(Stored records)

..............................

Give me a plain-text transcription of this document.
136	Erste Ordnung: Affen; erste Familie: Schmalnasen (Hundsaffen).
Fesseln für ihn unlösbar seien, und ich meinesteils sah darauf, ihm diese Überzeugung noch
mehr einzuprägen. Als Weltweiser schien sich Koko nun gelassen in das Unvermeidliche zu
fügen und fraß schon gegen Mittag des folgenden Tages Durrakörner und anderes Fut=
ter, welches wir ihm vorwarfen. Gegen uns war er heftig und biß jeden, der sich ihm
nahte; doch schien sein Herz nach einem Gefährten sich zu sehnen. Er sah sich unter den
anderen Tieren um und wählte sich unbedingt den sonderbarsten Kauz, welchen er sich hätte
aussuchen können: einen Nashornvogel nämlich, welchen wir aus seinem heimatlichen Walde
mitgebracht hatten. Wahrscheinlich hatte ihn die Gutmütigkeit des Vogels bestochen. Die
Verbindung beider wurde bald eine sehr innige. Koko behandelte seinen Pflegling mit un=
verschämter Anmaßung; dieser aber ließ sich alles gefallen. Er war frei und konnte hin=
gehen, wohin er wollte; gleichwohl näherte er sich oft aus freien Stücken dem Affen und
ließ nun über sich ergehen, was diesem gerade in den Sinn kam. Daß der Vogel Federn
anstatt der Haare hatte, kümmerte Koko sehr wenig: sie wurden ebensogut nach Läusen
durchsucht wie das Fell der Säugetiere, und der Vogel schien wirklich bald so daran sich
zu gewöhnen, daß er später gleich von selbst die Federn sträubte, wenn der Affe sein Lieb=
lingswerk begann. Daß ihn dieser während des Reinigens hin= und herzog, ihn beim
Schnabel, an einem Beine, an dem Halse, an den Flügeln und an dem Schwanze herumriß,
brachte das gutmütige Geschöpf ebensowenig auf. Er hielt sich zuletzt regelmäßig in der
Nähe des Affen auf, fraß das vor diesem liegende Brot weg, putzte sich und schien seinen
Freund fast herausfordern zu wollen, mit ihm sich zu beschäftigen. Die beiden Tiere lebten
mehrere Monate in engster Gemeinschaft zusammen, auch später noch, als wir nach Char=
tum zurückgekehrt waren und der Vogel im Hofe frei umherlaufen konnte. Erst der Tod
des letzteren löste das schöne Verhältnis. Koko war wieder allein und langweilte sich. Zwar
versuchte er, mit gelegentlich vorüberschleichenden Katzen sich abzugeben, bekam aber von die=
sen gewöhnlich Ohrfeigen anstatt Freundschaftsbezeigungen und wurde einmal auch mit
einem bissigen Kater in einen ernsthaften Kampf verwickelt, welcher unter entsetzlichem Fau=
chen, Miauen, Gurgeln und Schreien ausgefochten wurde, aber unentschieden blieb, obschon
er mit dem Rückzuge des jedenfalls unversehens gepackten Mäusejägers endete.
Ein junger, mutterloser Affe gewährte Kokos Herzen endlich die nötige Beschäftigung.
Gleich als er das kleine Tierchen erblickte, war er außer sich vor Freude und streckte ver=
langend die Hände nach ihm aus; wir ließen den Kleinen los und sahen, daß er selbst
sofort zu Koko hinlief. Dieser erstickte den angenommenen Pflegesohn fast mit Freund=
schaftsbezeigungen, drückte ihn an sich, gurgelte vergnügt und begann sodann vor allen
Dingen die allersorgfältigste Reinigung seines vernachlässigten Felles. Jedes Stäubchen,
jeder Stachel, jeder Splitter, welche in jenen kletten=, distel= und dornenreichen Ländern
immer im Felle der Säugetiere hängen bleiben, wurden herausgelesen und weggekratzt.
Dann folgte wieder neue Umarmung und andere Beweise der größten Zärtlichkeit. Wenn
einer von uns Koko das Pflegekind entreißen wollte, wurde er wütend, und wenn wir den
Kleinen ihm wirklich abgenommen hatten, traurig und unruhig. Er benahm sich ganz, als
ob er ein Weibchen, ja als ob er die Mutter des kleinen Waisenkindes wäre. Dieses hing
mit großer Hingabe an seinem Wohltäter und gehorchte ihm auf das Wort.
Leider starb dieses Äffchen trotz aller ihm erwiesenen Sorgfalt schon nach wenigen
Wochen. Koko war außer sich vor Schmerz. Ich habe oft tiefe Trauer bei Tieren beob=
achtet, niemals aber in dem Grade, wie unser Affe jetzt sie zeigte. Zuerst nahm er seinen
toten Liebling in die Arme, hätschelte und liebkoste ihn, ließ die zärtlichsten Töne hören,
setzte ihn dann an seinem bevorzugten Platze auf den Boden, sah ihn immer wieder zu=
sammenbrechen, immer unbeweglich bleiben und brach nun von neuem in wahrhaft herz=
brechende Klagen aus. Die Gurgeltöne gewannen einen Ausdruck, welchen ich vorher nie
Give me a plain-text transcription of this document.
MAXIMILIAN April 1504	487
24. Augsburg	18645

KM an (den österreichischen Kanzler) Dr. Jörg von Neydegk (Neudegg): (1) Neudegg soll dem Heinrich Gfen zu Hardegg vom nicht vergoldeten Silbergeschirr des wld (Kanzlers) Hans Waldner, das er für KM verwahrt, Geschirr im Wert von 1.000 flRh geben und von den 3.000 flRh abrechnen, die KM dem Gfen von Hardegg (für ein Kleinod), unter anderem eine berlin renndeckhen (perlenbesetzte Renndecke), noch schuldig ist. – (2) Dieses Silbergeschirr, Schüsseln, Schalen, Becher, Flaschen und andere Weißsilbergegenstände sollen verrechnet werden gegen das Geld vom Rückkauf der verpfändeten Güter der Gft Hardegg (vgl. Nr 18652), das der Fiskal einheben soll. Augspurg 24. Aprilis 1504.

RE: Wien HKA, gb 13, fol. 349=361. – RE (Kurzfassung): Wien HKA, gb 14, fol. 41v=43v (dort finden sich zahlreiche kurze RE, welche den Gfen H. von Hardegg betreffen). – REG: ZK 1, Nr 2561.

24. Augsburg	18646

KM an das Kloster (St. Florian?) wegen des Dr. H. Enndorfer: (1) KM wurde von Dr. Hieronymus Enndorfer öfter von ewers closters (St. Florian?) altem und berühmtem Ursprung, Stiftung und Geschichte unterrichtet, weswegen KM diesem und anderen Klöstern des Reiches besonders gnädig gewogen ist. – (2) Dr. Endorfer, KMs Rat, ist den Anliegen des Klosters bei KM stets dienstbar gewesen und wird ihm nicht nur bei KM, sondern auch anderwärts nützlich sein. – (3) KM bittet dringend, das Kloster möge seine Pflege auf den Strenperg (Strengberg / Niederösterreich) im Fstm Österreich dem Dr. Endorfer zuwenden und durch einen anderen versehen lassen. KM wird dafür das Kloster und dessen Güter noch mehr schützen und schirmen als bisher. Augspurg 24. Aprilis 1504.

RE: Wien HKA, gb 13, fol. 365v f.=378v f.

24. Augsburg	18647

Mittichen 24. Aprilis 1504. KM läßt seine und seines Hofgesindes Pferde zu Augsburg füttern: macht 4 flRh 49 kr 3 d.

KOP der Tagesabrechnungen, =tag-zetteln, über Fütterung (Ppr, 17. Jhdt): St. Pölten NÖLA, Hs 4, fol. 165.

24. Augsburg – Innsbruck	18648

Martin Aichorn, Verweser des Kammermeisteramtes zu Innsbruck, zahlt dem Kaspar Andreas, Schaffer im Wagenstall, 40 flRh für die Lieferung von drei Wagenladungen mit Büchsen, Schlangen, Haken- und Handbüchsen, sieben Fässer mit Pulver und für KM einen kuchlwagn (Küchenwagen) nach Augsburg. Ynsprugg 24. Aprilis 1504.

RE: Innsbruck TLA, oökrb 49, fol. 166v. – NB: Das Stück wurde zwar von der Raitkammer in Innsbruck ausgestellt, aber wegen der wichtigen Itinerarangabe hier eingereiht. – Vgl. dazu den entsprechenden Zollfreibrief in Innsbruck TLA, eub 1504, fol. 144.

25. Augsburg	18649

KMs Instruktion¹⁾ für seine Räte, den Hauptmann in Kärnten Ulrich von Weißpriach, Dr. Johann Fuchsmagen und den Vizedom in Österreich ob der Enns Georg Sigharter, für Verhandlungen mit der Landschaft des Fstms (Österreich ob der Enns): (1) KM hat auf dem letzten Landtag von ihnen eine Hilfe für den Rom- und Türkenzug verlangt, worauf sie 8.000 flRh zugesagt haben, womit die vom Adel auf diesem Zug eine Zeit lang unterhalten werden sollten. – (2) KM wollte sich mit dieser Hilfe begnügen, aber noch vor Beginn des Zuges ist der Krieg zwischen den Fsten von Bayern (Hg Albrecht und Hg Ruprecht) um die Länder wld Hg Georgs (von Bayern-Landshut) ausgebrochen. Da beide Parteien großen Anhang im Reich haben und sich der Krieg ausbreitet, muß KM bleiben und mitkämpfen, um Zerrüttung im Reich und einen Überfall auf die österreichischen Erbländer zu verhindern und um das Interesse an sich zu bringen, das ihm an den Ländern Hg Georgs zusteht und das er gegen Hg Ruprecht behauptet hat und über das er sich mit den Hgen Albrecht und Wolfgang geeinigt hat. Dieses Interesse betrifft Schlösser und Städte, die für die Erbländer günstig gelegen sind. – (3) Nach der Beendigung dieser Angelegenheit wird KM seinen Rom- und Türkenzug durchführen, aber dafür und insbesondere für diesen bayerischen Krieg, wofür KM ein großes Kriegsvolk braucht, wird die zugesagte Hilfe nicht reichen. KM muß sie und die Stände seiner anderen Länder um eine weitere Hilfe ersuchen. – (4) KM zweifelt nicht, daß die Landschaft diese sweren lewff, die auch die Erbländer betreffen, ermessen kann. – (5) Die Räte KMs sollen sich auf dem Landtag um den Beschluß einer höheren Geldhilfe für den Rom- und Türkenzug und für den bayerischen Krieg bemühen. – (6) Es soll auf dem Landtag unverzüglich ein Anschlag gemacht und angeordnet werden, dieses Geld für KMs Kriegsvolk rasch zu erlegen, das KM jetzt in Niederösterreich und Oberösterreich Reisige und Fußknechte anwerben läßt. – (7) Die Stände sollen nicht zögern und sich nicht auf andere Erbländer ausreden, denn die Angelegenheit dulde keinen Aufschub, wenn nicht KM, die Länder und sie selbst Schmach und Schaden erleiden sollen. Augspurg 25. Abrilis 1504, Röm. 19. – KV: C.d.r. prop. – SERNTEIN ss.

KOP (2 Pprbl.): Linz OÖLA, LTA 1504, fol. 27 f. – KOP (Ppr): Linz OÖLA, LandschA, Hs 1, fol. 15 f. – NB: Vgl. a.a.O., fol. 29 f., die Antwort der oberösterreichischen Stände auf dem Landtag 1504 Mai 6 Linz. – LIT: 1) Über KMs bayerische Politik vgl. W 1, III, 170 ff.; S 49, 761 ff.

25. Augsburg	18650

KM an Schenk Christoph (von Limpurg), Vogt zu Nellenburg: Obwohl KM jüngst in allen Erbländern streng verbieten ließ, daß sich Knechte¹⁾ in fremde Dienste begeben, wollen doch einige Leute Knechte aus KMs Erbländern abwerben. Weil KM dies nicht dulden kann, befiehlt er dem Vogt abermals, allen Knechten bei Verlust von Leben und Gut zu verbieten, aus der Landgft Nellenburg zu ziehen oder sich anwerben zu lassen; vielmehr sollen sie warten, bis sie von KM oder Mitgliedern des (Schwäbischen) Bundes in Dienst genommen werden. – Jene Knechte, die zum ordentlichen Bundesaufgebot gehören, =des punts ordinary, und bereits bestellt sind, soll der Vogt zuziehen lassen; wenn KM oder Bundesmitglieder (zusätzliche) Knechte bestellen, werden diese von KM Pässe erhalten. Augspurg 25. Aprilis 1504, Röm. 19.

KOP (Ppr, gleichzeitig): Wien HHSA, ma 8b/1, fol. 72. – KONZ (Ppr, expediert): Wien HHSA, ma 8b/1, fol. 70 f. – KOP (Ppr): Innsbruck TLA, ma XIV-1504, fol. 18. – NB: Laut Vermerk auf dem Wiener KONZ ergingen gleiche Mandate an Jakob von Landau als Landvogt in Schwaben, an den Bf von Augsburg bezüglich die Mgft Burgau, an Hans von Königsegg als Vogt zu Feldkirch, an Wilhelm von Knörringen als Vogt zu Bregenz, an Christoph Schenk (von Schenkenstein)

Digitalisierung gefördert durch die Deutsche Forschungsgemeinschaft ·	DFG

..............................

* WORK REQUEST: Go through the records above and copy every line with the word "konnte".

* EXERCISE OUTPUT:
verschämter Anmaßung; dieser aber ließ sich alles gefallen. Er war frei und konnte hin=
tum zurückgekehrt waren und der Vogel im Hofe frei umherlaufen konnte. Erst der Tod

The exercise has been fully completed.